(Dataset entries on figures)
################

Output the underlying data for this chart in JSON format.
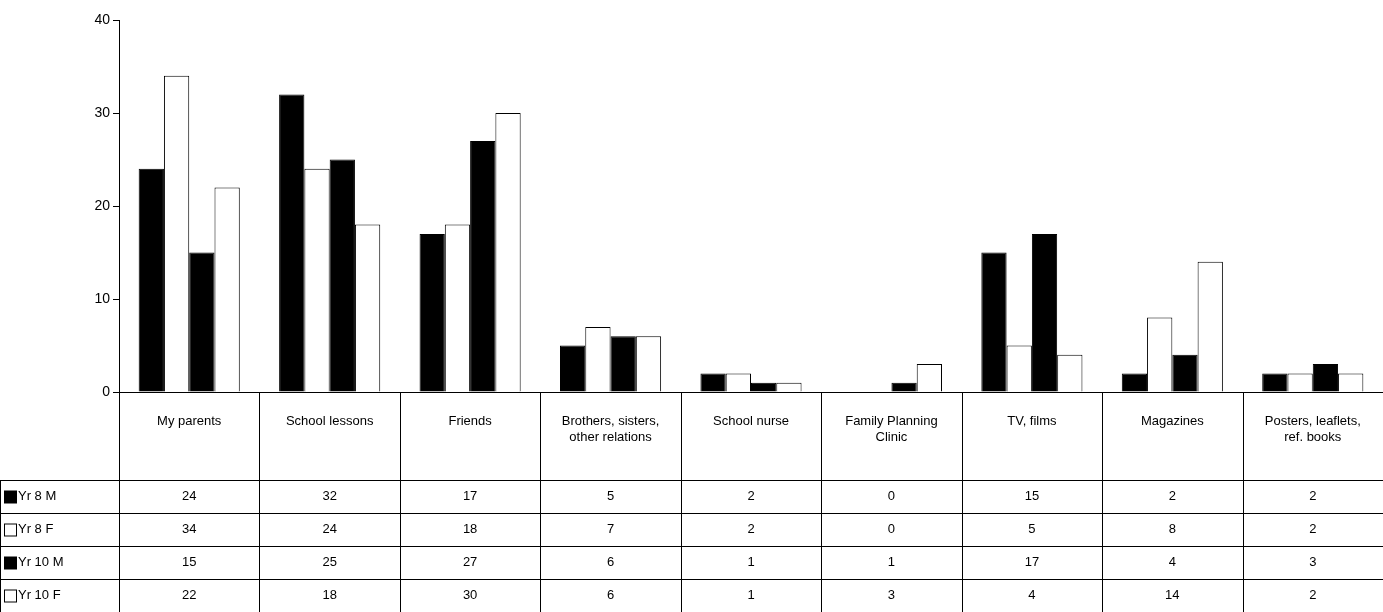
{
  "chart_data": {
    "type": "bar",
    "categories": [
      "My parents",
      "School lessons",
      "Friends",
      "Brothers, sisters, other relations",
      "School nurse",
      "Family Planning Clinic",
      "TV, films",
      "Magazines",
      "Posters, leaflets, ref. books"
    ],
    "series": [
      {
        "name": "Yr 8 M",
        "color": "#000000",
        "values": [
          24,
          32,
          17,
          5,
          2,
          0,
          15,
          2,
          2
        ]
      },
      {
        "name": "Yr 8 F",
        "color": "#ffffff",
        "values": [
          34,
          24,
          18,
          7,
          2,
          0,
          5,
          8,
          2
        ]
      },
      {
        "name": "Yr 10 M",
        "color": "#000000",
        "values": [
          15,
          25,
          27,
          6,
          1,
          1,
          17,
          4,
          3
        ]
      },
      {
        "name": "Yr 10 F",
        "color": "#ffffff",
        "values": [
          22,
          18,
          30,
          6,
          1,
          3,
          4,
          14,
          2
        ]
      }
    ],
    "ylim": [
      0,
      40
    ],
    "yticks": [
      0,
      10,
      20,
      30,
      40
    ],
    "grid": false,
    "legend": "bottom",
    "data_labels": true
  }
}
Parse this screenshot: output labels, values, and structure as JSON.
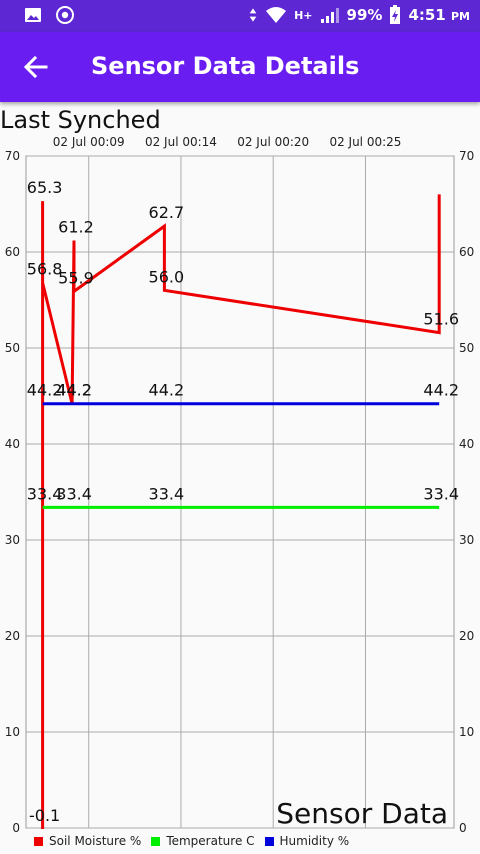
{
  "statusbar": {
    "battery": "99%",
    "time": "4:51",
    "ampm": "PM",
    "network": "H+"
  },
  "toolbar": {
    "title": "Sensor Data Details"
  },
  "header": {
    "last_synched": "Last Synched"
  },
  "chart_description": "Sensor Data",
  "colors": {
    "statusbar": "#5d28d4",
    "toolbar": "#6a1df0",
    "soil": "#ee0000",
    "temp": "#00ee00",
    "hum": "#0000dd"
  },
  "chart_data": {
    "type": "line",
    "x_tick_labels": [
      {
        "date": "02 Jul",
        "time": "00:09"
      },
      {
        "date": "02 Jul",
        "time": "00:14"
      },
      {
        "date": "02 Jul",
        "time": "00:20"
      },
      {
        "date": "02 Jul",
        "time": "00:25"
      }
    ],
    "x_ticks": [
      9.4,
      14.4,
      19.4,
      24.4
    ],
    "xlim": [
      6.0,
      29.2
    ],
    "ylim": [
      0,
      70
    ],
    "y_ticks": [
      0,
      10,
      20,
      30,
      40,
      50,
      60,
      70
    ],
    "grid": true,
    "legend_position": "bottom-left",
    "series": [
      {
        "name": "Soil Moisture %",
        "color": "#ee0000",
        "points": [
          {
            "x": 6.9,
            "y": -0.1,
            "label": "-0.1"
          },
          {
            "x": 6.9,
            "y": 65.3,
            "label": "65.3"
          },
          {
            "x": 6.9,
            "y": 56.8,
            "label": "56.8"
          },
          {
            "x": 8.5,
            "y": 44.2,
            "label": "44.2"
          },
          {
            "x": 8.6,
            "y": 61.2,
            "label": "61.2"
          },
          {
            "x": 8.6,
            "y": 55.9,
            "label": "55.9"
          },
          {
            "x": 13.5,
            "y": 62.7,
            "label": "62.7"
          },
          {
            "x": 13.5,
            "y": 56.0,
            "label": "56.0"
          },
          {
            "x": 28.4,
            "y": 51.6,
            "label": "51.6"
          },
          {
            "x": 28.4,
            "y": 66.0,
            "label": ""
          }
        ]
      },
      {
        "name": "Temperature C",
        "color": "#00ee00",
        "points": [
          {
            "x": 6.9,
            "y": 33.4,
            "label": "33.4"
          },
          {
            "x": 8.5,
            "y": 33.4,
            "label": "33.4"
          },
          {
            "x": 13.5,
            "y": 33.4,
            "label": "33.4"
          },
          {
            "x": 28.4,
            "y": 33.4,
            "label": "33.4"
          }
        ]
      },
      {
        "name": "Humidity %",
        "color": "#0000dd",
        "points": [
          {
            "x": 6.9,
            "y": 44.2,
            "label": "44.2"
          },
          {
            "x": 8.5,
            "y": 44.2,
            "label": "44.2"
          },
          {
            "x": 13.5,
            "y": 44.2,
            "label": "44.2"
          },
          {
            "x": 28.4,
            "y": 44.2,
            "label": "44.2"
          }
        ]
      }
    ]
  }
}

################

Do this: Repeat each entry exactly. Pictures do not belong in the copy.

Solved exercise:
Output the underlying data for this chart in JSON format.
{
  "chart_data": {
    "type": "bar",
    "categories": [
      "My parents",
      "School lessons",
      "Friends",
      "Brothers, sisters, other relations",
      "School nurse",
      "Family Planning Clinic",
      "TV, films",
      "Magazines",
      "Posters, leaflets, ref. books"
    ],
    "series": [
      {
        "name": "Yr 8 M",
        "color": "#000000",
        "values": [
          24,
          32,
          17,
          5,
          2,
          0,
          15,
          2,
          2
        ]
      },
      {
        "name": "Yr 8 F",
        "color": "#ffffff",
        "values": [
          34,
          24,
          18,
          7,
          2,
          0,
          5,
          8,
          2
        ]
      },
      {
        "name": "Yr 10 M",
        "color": "#000000",
        "values": [
          15,
          25,
          27,
          6,
          1,
          1,
          17,
          4,
          3
        ]
      },
      {
        "name": "Yr 10 F",
        "color": "#ffffff",
        "values": [
          22,
          18,
          30,
          6,
          1,
          3,
          4,
          14,
          2
        ]
      }
    ],
    "ylim": [
      0,
      40
    ],
    "yticks": [
      0,
      10,
      20,
      30,
      40
    ],
    "grid": false,
    "legend": "bottom",
    "data_labels": true
  }
}
Parse this screenshot: output labels, values, and structure as JSON.
{
  "statusbar": {
    "battery": "99%",
    "time": "4:51",
    "ampm": "PM",
    "network": "H+"
  },
  "toolbar": {
    "title": "Sensor Data Details"
  },
  "header": {
    "last_synched": "Last Synched"
  },
  "chart_description": "Sensor Data",
  "colors": {
    "statusbar": "#5d28d4",
    "toolbar": "#6a1df0",
    "soil": "#ee0000",
    "temp": "#00ee00",
    "hum": "#0000dd"
  },
  "chart_data": {
    "type": "line",
    "x_tick_labels": [
      {
        "date": "02 Jul",
        "time": "00:09"
      },
      {
        "date": "02 Jul",
        "time": "00:14"
      },
      {
        "date": "02 Jul",
        "time": "00:20"
      },
      {
        "date": "02 Jul",
        "time": "00:25"
      }
    ],
    "x_ticks": [
      9.4,
      14.4,
      19.4,
      24.4
    ],
    "xlim": [
      6.0,
      29.2
    ],
    "ylim": [
      0,
      70
    ],
    "y_ticks": [
      0,
      10,
      20,
      30,
      40,
      50,
      60,
      70
    ],
    "grid": true,
    "legend_position": "bottom-left",
    "series": [
      {
        "name": "Soil Moisture %",
        "color": "#ee0000",
        "points": [
          {
            "x": 6.9,
            "y": -0.1,
            "label": "-0.1"
          },
          {
            "x": 6.9,
            "y": 65.3,
            "label": "65.3"
          },
          {
            "x": 6.9,
            "y": 56.8,
            "label": "56.8"
          },
          {
            "x": 8.5,
            "y": 44.2,
            "label": "44.2"
          },
          {
            "x": 8.6,
            "y": 61.2,
            "label": "61.2"
          },
          {
            "x": 8.6,
            "y": 55.9,
            "label": "55.9"
          },
          {
            "x": 13.5,
            "y": 62.7,
            "label": "62.7"
          },
          {
            "x": 13.5,
            "y": 56.0,
            "label": "56.0"
          },
          {
            "x": 28.4,
            "y": 51.6,
            "label": "51.6"
          },
          {
            "x": 28.4,
            "y": 66.0,
            "label": ""
          }
        ]
      },
      {
        "name": "Temperature C",
        "color": "#00ee00",
        "points": [
          {
            "x": 6.9,
            "y": 33.4,
            "label": "33.4"
          },
          {
            "x": 8.5,
            "y": 33.4,
            "label": "33.4"
          },
          {
            "x": 13.5,
            "y": 33.4,
            "label": "33.4"
          },
          {
            "x": 28.4,
            "y": 33.4,
            "label": "33.4"
          }
        ]
      },
      {
        "name": "Humidity %",
        "color": "#0000dd",
        "points": [
          {
            "x": 6.9,
            "y": 44.2,
            "label": "44.2"
          },
          {
            "x": 8.5,
            "y": 44.2,
            "label": "44.2"
          },
          {
            "x": 13.5,
            "y": 44.2,
            "label": "44.2"
          },
          {
            "x": 28.4,
            "y": 44.2,
            "label": "44.2"
          }
        ]
      }
    ]
  }
}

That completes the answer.